## [Source records]
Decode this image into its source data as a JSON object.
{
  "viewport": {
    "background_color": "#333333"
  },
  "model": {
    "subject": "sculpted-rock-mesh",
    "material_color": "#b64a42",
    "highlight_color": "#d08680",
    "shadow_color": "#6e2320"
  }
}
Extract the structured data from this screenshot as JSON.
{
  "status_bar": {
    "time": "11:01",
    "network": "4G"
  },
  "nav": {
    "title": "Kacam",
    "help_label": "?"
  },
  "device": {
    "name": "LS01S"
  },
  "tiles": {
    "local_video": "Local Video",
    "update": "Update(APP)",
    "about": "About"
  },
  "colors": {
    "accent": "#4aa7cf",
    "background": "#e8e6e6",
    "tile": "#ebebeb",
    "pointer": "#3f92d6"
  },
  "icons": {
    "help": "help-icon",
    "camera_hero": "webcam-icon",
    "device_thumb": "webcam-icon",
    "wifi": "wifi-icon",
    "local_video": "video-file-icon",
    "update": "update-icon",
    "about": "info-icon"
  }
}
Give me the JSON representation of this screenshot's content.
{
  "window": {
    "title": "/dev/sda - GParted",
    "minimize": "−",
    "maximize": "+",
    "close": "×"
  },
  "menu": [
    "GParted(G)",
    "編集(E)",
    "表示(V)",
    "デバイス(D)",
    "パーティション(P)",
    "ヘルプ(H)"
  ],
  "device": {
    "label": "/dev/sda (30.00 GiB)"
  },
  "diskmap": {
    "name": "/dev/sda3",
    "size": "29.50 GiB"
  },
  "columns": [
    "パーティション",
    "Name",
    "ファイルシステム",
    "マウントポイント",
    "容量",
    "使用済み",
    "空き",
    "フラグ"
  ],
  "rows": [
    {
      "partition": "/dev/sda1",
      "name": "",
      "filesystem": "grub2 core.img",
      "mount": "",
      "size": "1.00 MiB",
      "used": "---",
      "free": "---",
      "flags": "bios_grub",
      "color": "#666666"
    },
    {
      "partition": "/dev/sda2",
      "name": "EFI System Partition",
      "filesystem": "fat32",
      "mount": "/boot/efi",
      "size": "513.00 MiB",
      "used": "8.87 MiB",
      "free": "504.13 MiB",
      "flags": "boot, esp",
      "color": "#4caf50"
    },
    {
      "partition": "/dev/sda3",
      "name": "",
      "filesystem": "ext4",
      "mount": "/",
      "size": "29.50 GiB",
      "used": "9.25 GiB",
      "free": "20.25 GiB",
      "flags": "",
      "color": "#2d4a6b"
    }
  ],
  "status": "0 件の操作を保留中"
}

## [Exercise]
Show every line above in which the word "data" occurs.

## [Task output]
Decode this image into its source data as a JSON object.
Extract the structured data from this screenshot as JSON.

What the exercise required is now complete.